*PASSAGE PROVIDED*:
While Senate Majority Leader Mitch McConnell is planning to forge ahead and call for a vote as soon as possible on whomever Donald Trump nominates to fill the seat held by Supreme Court Justice Ruth Bader Ginsburg, a number of Republican senators are balking at committing to a vote before the November election.
According to a report from Politico, only a few of more than a dozen Republican senators asked on Monday if they would commit to a vote before the election said yes with many taking a wait and see approach.
Sen. John Cornyn (R-TX), who is facing re-election in a state that has surprisingly become competitive for Democrats, was measured in his response to the timing of a vote, explaining, "We know that some confirmations have occurred in a relatively short period of time. But they’re probably during times of maximum cooperation. I don’t think there’s going to be maximum cooperation.”

*TASK PROMPT*: In the passage about filling Ruth Bader Ginsburg's Supreme Court seat, which senator says he doesn't think there will be maximum cooperation?

*RECORDS*:
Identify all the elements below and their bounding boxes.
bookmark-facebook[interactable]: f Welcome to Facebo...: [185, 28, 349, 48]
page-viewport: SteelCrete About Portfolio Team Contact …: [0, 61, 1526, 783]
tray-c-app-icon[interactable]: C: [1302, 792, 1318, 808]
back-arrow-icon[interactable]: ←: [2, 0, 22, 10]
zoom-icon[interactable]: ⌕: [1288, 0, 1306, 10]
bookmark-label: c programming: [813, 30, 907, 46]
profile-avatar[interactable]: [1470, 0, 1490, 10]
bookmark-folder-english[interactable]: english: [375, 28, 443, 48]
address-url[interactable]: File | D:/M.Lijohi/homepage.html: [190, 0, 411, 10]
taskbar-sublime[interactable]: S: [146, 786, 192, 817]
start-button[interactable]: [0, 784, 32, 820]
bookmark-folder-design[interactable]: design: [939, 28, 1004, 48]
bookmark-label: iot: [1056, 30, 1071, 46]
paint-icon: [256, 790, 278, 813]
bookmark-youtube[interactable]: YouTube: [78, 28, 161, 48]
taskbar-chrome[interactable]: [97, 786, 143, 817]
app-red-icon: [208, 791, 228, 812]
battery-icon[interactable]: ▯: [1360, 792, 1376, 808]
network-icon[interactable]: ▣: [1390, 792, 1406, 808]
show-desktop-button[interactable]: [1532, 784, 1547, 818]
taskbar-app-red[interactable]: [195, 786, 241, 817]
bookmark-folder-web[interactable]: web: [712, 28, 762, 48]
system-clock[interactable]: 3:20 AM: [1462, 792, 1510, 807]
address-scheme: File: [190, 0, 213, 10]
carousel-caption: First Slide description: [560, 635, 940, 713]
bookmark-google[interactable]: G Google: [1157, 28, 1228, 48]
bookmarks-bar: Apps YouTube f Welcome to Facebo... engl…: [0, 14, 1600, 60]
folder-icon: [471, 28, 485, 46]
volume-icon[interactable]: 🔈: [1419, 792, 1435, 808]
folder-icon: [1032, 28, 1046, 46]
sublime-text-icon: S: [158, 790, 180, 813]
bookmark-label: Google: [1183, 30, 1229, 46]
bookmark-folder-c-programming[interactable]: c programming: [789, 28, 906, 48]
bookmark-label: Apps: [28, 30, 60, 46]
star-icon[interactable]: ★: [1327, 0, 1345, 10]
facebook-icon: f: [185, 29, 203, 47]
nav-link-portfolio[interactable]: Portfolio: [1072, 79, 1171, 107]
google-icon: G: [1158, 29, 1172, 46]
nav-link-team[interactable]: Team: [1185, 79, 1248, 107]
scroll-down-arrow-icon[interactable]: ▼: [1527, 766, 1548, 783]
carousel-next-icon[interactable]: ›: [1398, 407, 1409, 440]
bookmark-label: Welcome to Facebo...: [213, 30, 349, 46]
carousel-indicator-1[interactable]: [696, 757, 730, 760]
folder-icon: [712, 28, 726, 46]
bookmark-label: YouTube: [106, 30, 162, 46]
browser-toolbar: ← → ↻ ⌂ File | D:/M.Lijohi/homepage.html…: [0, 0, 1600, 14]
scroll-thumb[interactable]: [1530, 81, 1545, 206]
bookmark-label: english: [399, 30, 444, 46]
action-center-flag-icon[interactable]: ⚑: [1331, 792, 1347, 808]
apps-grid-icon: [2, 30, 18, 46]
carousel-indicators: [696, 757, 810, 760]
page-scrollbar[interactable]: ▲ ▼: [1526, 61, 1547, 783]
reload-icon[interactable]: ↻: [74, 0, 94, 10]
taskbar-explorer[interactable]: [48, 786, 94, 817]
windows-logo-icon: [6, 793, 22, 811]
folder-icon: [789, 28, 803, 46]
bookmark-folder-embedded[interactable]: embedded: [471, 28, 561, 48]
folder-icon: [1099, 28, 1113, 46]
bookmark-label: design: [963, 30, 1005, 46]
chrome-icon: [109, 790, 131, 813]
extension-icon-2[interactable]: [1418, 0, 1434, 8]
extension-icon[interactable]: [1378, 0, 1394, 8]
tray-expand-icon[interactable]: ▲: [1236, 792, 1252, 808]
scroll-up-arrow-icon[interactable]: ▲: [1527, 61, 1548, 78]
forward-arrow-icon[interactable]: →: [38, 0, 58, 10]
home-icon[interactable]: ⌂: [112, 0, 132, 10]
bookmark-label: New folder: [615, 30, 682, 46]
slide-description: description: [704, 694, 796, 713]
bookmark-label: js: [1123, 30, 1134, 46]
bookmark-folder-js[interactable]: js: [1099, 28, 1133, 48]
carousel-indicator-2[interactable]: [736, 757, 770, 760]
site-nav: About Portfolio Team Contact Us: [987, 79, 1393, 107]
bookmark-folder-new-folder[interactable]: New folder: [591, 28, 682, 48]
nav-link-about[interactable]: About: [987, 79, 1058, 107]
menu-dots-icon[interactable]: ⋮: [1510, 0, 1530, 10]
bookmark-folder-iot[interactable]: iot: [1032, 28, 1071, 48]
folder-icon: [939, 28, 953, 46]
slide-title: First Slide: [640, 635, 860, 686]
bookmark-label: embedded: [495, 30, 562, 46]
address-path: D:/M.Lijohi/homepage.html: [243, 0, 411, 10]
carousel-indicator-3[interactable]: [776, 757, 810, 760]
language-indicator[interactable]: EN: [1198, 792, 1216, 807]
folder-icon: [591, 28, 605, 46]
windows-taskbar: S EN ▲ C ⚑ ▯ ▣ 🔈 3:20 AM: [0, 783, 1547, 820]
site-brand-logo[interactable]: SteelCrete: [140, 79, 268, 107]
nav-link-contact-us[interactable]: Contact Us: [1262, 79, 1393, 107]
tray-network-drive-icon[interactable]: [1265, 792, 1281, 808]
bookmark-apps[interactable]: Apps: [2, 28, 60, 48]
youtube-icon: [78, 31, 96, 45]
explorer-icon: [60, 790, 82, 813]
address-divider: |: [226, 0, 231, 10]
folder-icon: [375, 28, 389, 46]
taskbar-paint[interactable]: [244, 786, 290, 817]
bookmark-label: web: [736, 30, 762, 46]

*TASK RESULT*: Sen. John Cornyn (R-TX)